A block of data
+++++

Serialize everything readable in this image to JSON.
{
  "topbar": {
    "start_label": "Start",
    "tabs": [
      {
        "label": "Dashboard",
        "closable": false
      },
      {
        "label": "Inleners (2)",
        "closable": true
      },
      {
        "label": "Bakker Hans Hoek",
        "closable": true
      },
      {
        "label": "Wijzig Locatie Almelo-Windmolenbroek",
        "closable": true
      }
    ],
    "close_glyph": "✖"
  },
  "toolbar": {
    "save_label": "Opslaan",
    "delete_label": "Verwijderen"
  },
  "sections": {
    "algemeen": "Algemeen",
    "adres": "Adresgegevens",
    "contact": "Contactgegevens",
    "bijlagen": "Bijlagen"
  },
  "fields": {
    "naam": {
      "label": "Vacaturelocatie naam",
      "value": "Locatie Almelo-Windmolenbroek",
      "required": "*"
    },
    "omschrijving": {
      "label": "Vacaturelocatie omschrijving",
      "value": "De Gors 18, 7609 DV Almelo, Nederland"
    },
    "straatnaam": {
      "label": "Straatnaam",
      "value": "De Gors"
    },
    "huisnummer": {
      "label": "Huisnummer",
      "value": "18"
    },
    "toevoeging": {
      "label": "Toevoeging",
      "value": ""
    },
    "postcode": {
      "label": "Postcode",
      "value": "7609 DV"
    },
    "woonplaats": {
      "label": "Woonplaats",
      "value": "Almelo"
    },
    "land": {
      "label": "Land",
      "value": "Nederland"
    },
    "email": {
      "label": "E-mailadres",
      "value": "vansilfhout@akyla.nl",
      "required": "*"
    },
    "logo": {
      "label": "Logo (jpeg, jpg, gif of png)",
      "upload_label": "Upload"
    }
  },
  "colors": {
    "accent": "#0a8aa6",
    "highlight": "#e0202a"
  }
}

+++++

Job
Copy out each line exactly as written.

Result of the task
Serialize everything readable in this image to JSON.
{
  "topbar": {
    "start_label": "Start",
    "tabs": [
      {
        "label": "Dashboard",
        "closable": false
      },
      {
        "label": "Inleners (2)",
        "closable": true
      },
      {
        "label": "Bakker Hans Hoek",
        "closable": true
      },
      {
        "label": "Wijzig Locatie Almelo-Windmolenbroek",
        "closable": true
      }
    ],
    "close_glyph": "✖"
  },
  "toolbar": {
    "save_label": "Opslaan",
    "delete_label": "Verwijderen"
  },
  "sections": {
    "algemeen": "Algemeen",
    "adres": "Adresgegevens",
    "contact": "Contactgegevens",
    "bijlagen": "Bijlagen"
  },
  "fields": {
    "naam": {
      "label": "Vacaturelocatie naam",
      "value": "Locatie Almelo-Windmolenbroek",
      "required": "*"
    },
    "omschrijving": {
      "label": "Vacaturelocatie omschrijving",
      "value": "De Gors 18, 7609 DV Almelo, Nederland"
    },
    "straatnaam": {
      "label": "Straatnaam",
      "value": "De Gors"
    },
    "huisnummer": {
      "label": "Huisnummer",
      "value": "18"
    },
    "toevoeging": {
      "label": "Toevoeging",
      "value": ""
    },
    "postcode": {
      "label": "Postcode",
      "value": "7609 DV"
    },
    "woonplaats": {
      "label": "Woonplaats",
      "value": "Almelo"
    },
    "land": {
      "label": "Land",
      "value": "Nederland"
    },
    "email": {
      "label": "E-mailadres",
      "value": "vansilfhout@akyla.nl",
      "required": "*"
    },
    "logo": {
      "label": "Logo (jpeg, jpg, gif of png)",
      "upload_label": "Upload"
    }
  },
  "colors": {
    "accent": "#0a8aa6",
    "highlight": "#e0202a"
  }
}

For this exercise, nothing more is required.